##### TEXT TO READ

At Keller Postman, Jason represents individuals in various state and federal courts across the country, with a primary focus on defective product liability matters involving wrongful deaths and catastrophic injuries. Notably, Jason helps to advance parents’ claims against the makers of Enfamil and Similac premature infant formula products that allege caused pre-term infants to develop necrotizing enterocolitis (NEC), inflammation of the intestines that can lead to the premature infant suffering catastrophic and life-altering injuries or even death. As part of his responsibilities, Jason leads the firm’s expert development in support of these claims. Jason also helps lead the firm’s efforts in the Zantac litigation, with a focus on managing and coordinating the firm’s various state court actions throughout the country.

##########
##### DATA SHOWN

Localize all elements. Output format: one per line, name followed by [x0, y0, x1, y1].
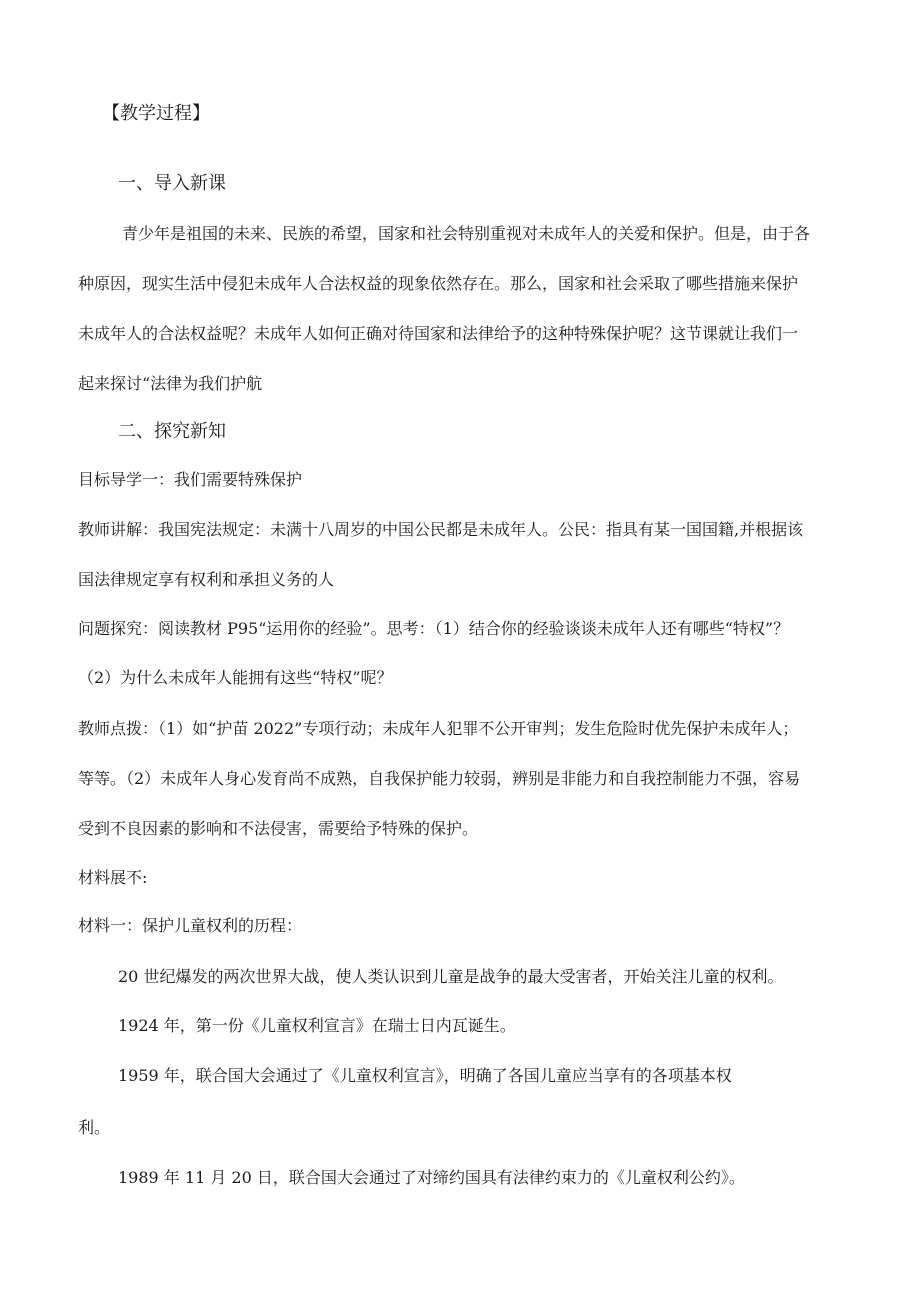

##########

▶ [WRITTEN INSTRUCTION] In the Keller Postman lawyer bio above, repeat word for word the part that opens with the words containing "At Keller Postman, Jason" and closes with "throughout the country.".

▶ [WRITTEN RESPONSE]
At Keller Postman, Jason represents individuals in various state and federal courts across the country, with a primary focus on defective product liability matters involving wrongful deaths and catastrophic injuries. Notably, Jason helps to advance parents’ claims against the makers of Enfamil and Similac premature infant formula products that allege caused pre-term infants to develop necrotizing enterocolitis (NEC), inflammation of the intestines that can lead to the premature infant suffering catastrophic and life-altering injuries or even death. As part of his responsibilities, Jason leads the firm’s expert development in support of these claims. Jason also helps lead the firm’s efforts in the Zantac litigation, with a focus on managing and coordinating the firm’s various state court actions throughout the country.